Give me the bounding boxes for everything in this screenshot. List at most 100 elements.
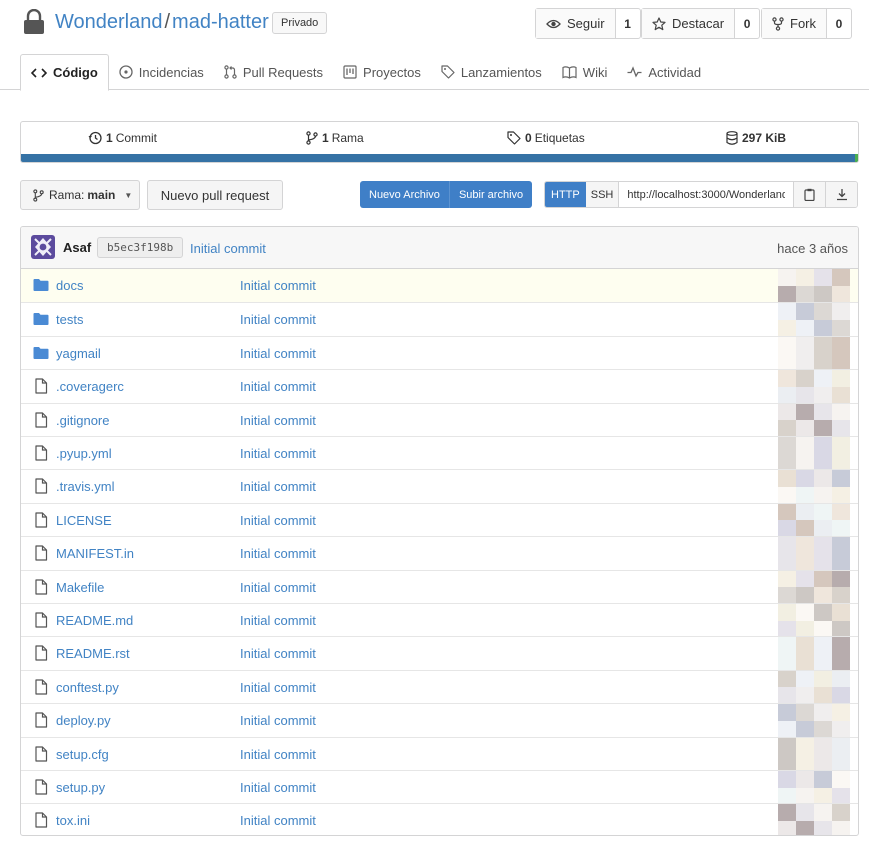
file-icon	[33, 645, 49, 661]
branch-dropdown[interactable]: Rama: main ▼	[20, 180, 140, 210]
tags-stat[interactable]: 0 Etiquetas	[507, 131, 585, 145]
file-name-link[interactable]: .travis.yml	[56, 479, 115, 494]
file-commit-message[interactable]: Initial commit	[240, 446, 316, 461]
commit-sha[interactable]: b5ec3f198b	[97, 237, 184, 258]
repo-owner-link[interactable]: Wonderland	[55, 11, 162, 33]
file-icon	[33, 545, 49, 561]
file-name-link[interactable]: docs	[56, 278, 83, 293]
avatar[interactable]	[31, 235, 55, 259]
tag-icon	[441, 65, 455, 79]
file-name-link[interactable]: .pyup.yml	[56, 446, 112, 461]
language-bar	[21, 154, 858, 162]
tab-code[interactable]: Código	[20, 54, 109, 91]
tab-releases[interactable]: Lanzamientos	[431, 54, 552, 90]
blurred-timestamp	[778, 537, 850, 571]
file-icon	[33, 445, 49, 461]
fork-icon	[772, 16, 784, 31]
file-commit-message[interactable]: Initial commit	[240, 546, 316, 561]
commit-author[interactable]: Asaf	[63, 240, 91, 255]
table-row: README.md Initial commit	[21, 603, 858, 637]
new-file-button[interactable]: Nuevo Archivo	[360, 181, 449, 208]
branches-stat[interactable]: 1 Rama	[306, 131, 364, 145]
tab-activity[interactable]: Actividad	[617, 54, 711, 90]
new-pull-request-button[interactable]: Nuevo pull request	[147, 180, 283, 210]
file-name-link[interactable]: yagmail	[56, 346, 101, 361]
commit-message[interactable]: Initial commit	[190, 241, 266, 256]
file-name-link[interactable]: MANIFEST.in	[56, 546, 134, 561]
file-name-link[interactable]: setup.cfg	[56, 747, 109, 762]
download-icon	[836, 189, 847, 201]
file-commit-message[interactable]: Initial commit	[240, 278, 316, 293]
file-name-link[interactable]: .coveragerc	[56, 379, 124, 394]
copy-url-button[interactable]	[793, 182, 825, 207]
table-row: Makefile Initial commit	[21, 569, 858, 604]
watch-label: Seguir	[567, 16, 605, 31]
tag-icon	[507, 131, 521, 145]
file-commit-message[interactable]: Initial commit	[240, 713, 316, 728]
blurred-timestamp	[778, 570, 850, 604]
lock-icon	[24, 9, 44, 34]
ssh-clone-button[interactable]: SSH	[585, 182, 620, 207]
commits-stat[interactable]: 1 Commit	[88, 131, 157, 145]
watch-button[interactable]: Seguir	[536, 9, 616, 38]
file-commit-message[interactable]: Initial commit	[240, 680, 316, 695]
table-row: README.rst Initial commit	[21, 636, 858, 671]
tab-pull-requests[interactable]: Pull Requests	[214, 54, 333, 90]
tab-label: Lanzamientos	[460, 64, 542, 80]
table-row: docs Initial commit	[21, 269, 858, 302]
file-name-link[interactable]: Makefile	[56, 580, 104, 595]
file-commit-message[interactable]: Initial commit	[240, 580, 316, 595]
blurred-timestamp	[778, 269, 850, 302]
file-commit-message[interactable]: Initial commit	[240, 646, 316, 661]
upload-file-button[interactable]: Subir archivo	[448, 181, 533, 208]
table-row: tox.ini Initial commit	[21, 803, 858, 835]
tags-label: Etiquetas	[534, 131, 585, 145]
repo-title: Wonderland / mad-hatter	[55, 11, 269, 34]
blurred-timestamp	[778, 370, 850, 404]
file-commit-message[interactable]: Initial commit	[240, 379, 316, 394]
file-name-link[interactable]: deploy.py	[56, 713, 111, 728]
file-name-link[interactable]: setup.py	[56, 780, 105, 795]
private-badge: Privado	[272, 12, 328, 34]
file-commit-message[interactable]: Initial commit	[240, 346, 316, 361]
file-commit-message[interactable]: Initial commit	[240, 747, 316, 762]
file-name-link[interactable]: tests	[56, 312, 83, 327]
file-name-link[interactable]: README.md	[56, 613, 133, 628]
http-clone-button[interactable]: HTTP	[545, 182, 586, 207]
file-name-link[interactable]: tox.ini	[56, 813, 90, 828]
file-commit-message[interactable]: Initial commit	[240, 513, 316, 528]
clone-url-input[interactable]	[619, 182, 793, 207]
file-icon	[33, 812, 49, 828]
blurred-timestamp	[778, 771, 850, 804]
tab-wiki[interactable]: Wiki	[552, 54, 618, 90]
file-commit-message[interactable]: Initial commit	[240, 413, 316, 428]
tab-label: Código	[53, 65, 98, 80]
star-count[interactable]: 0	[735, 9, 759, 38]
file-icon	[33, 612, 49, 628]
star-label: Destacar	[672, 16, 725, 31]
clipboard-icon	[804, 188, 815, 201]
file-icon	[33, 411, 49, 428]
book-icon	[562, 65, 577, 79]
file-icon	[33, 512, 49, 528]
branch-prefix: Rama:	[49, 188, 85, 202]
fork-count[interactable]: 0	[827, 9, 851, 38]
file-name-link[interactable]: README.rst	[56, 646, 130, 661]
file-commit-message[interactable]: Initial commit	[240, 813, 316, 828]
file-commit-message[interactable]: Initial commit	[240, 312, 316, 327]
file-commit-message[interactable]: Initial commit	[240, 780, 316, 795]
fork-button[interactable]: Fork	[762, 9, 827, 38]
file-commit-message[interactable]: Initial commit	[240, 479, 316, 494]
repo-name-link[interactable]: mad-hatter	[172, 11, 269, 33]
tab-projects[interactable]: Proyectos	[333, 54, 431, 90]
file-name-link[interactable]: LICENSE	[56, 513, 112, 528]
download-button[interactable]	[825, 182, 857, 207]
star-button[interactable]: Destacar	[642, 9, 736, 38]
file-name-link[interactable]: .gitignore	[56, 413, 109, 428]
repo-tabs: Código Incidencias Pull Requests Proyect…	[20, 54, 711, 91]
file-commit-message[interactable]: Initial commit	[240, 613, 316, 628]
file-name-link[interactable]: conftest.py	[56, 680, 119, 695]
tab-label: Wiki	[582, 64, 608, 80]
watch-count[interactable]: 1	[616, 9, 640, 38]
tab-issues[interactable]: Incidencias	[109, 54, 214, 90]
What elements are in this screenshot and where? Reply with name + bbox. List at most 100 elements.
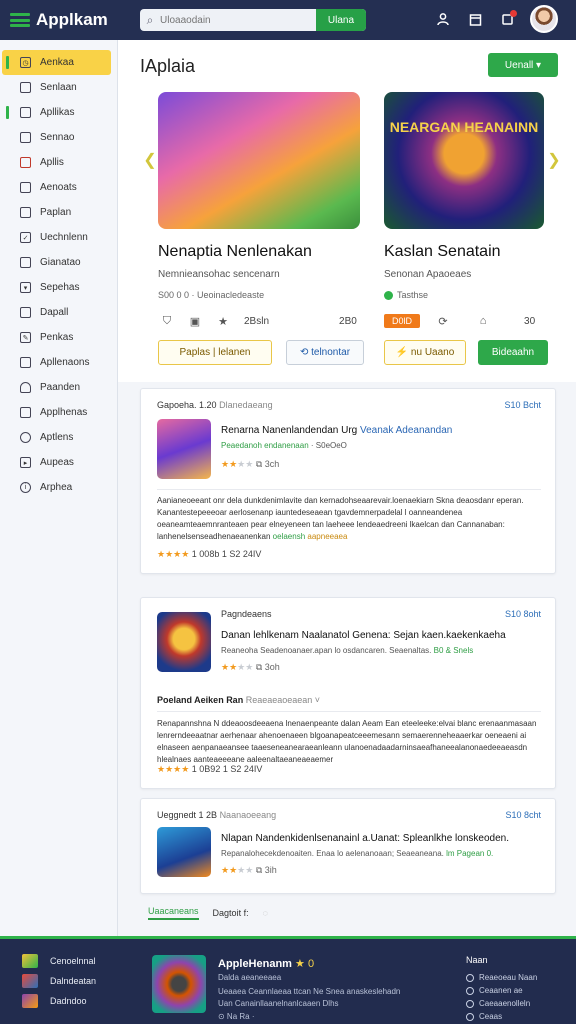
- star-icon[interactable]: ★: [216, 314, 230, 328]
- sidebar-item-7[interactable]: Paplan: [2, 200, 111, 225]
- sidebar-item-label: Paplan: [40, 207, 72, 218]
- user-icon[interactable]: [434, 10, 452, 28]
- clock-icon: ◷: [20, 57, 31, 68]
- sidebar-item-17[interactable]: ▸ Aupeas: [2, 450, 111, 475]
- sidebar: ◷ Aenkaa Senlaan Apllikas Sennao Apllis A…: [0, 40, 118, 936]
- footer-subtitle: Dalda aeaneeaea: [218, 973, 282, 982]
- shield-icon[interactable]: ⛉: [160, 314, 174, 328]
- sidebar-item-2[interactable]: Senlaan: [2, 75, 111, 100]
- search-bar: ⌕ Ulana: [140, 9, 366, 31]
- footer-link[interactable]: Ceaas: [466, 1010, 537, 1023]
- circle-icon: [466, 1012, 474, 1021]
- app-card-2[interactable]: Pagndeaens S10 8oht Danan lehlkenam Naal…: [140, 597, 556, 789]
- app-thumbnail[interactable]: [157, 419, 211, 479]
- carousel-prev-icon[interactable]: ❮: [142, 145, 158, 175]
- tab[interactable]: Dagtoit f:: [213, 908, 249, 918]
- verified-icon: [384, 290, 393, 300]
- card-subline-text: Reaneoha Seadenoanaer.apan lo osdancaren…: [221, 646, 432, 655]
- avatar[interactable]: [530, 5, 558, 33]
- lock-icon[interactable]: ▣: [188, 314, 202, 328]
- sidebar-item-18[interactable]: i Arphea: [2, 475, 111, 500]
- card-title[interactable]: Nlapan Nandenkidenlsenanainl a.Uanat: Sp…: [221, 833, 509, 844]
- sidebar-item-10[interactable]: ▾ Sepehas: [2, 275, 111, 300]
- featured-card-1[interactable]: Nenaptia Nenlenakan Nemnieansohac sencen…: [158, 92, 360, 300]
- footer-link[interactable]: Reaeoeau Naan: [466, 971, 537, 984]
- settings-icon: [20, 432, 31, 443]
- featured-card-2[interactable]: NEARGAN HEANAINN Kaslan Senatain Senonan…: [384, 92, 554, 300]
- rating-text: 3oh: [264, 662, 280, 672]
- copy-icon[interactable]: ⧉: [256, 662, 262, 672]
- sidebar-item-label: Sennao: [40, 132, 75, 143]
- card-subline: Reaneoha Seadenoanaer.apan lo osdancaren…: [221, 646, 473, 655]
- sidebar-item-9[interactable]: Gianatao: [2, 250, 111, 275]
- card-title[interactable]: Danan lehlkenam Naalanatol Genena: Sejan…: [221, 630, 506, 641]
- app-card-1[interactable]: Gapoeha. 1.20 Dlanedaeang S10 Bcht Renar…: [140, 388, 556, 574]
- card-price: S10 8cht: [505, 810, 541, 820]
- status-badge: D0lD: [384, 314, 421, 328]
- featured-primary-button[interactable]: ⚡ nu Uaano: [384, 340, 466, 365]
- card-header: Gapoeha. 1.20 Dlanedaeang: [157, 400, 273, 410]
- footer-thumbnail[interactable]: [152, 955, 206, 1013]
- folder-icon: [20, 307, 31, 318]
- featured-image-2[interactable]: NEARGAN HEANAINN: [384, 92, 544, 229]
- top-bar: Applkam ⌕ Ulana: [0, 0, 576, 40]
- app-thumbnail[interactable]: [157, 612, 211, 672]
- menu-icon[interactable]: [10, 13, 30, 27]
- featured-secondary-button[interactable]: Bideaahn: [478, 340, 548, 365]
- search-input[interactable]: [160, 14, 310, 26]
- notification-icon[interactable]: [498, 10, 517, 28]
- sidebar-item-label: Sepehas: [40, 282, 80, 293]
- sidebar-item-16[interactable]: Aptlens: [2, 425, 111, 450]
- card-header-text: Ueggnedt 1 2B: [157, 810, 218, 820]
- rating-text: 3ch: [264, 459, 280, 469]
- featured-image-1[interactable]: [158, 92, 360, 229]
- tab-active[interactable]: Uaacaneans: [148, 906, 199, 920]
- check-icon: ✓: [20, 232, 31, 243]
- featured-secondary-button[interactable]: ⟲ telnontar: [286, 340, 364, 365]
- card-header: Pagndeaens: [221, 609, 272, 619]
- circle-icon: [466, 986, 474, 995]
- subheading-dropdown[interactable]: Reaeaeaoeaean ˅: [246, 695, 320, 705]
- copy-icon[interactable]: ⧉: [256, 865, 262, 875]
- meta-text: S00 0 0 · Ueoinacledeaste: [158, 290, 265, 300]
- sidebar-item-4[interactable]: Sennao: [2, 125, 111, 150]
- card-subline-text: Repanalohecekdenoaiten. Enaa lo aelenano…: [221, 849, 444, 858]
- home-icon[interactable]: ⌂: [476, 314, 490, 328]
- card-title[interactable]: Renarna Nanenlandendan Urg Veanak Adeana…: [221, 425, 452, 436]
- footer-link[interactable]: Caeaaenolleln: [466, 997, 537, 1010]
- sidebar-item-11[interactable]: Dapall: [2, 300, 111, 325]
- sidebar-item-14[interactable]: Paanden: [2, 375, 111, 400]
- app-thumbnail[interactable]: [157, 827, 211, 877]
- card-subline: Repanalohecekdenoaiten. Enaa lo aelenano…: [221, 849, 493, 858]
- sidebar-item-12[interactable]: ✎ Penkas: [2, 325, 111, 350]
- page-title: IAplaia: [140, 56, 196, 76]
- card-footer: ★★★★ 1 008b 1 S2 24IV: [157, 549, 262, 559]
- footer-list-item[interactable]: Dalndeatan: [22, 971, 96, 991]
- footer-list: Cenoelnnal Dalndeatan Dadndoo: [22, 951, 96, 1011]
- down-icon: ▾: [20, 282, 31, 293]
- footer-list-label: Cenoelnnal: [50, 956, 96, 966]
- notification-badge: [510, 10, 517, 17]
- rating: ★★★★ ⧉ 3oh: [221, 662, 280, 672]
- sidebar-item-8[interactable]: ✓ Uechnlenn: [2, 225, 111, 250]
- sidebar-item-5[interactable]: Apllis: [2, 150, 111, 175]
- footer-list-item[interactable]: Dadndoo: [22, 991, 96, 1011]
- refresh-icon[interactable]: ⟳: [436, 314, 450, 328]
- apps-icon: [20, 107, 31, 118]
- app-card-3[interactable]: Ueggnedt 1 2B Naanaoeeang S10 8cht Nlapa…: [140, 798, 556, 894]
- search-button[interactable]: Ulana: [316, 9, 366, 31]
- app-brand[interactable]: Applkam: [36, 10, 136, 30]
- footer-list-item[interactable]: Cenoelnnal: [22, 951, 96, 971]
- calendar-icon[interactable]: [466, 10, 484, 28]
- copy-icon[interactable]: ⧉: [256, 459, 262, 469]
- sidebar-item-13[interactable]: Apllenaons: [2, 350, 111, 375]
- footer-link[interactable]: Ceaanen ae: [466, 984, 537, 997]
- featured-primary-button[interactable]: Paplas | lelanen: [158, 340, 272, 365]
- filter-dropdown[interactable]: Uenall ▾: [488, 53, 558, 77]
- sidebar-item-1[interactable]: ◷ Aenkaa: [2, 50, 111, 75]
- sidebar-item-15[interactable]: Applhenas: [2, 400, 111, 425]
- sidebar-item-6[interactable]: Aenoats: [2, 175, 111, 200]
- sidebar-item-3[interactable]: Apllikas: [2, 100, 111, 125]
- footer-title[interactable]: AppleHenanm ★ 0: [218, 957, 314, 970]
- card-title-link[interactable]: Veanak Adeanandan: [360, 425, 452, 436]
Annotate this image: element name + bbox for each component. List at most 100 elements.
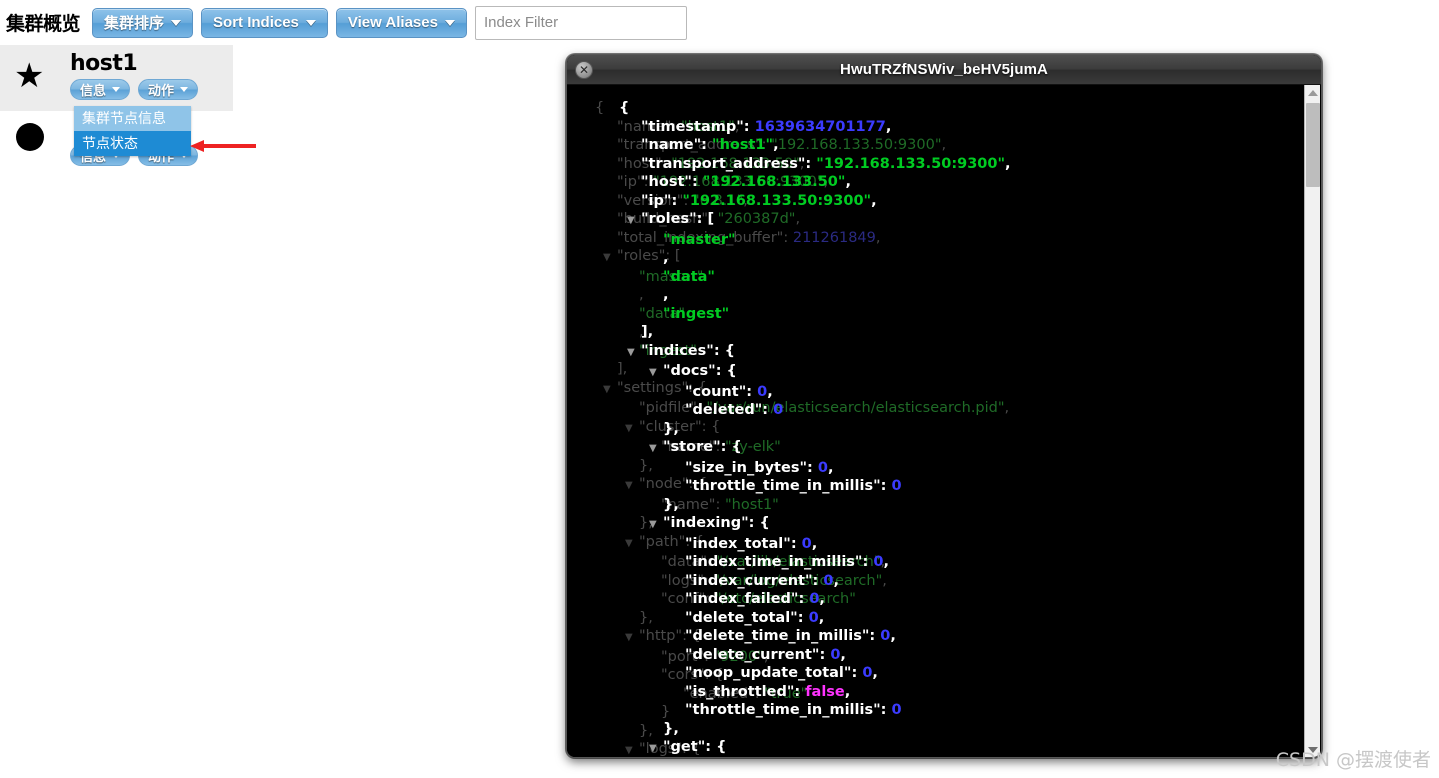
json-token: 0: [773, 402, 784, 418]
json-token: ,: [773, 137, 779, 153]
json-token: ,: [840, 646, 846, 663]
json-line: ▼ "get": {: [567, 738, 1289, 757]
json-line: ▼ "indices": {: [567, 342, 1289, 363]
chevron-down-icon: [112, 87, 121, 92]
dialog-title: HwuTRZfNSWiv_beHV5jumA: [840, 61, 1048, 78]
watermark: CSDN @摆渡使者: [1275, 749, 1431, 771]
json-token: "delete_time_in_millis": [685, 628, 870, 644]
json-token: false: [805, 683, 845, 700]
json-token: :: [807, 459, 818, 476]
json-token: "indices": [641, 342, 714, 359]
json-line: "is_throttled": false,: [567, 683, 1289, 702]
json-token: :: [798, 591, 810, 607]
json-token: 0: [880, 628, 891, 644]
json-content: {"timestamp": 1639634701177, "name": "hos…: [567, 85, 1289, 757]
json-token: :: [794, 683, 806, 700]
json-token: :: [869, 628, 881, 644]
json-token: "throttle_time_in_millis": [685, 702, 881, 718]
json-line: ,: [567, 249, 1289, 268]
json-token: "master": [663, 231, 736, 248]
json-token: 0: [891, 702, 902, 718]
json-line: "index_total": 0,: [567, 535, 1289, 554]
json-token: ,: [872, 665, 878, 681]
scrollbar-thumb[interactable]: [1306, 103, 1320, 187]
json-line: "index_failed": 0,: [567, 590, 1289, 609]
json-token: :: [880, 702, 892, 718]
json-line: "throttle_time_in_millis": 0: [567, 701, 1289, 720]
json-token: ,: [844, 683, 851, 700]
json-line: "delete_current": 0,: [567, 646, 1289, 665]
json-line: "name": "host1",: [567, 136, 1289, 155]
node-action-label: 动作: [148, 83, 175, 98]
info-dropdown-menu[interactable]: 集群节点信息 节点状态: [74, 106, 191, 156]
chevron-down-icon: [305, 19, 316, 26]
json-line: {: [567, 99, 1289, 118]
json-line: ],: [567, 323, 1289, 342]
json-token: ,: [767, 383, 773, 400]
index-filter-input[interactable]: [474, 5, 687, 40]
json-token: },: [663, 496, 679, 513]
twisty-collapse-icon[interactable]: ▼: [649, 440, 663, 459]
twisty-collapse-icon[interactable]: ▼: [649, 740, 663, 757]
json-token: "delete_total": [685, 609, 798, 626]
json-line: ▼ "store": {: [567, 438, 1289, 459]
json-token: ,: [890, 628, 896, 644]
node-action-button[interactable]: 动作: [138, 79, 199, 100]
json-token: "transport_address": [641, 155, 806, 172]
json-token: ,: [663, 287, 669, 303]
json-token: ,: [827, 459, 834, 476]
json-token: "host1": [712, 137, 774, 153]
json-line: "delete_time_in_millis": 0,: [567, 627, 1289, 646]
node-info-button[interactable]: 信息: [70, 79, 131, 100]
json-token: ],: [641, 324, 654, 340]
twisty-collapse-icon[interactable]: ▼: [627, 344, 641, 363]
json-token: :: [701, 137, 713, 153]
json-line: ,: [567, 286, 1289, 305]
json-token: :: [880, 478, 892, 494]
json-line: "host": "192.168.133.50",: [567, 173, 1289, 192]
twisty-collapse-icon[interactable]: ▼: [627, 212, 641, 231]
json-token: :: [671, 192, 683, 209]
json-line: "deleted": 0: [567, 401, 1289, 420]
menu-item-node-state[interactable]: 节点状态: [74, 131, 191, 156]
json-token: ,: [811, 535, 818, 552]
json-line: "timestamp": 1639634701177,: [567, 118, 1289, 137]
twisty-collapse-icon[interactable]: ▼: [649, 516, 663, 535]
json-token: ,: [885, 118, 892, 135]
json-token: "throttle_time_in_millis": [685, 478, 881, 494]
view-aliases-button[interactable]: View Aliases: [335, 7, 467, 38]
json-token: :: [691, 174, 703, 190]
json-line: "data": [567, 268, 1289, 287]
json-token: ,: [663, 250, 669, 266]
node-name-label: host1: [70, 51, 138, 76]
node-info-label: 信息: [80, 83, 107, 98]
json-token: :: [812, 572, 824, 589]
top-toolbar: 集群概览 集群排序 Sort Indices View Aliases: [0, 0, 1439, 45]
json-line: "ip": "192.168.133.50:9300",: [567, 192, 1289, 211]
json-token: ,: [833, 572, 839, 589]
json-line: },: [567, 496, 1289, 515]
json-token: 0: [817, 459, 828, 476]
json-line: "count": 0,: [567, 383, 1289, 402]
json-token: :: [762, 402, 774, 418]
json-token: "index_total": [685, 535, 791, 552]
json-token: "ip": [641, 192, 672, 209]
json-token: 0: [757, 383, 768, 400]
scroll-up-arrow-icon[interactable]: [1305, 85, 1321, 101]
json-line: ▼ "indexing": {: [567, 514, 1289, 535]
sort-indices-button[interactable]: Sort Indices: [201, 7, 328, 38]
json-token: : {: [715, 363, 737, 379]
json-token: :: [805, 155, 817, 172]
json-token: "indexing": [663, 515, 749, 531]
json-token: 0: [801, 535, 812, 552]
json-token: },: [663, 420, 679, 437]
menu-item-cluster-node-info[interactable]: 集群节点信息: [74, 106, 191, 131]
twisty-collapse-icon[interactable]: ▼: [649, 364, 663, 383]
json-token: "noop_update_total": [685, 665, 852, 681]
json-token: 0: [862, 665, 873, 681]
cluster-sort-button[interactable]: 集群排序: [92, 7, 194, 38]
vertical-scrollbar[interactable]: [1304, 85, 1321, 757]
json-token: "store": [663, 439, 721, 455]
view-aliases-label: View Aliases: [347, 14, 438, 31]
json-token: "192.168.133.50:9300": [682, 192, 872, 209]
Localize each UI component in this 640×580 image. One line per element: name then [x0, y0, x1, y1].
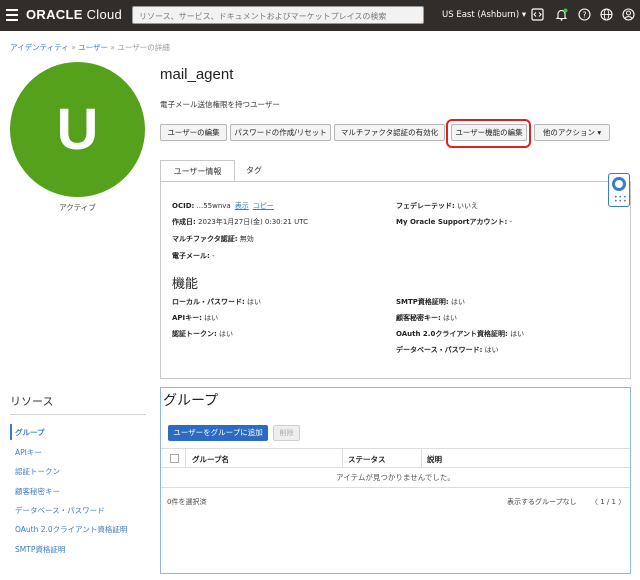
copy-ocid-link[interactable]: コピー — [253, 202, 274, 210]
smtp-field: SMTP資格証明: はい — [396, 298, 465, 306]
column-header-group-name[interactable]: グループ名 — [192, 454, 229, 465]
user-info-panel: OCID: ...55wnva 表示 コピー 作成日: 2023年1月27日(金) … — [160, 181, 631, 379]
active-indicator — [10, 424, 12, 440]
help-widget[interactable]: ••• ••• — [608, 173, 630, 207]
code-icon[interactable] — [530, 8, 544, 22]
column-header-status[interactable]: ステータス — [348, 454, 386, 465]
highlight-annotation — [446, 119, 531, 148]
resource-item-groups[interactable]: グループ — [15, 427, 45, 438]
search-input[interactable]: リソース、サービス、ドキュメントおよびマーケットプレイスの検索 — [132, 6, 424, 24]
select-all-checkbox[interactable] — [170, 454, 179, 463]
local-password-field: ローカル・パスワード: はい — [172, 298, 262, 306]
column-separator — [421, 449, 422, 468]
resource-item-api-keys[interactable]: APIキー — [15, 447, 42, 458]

◆ PROBLEM STATEMENT
Copy the material from the line containing "645, 49, 661]" through the line containing "182, 825, 207]", swapping "Etiquetas" for "Tags" and leaving everything else as it is.

◆ ANSWER
file-icon	[33, 645, 49, 661]
branch-dropdown[interactable]: Rama: main ▼	[20, 180, 140, 210]
tags-stat[interactable]: 0 Tags	[507, 131, 585, 145]
file-name-link[interactable]: .travis.yml	[56, 479, 115, 494]
file-commit-message[interactable]: Initial commit	[240, 446, 316, 461]
commit-sha[interactable]: b5ec3f198b	[97, 237, 184, 258]
repo-owner-link[interactable]: Wonderland	[55, 11, 162, 33]
file-icon	[33, 545, 49, 561]
file-name-link[interactable]: docs	[56, 278, 83, 293]
avatar[interactable]	[31, 235, 55, 259]
tag-icon	[441, 65, 455, 79]
file-name-link[interactable]: .pyup.yml	[56, 446, 112, 461]
language-bar	[21, 154, 858, 162]
tab-code[interactable]: Código	[20, 54, 109, 91]
tab-releases[interactable]: Lanzamientos	[431, 54, 552, 90]
blurred-timestamp	[778, 537, 850, 571]
file-icon	[33, 445, 49, 461]
fork-icon	[772, 16, 784, 31]
file-commit-message[interactable]: Initial commit	[240, 546, 316, 561]
commit-author[interactable]: Asaf	[63, 240, 91, 255]
table-row: README.md Initial commit	[21, 603, 858, 637]
new-file-button[interactable]: Nuevo Archivo	[360, 181, 449, 208]
branches-stat[interactable]: 1 Rama	[306, 131, 364, 145]
tab-activity[interactable]: Actividad	[617, 54, 711, 90]
new-pull-request-button[interactable]: Nuevo pull request	[147, 180, 283, 210]
file-name-link[interactable]: yagmail	[56, 346, 101, 361]
commit-message[interactable]: Initial commit	[190, 241, 266, 256]
file-name-link[interactable]: MANIFEST.in	[56, 546, 134, 561]
file-name-link[interactable]: setup.cfg	[56, 747, 109, 762]
download-icon	[836, 189, 847, 201]
file-commit-message[interactable]: Initial commit	[240, 278, 316, 293]
file-name-link[interactable]: .coveragerc	[56, 379, 124, 394]
copy-url-button[interactable]	[793, 182, 825, 207]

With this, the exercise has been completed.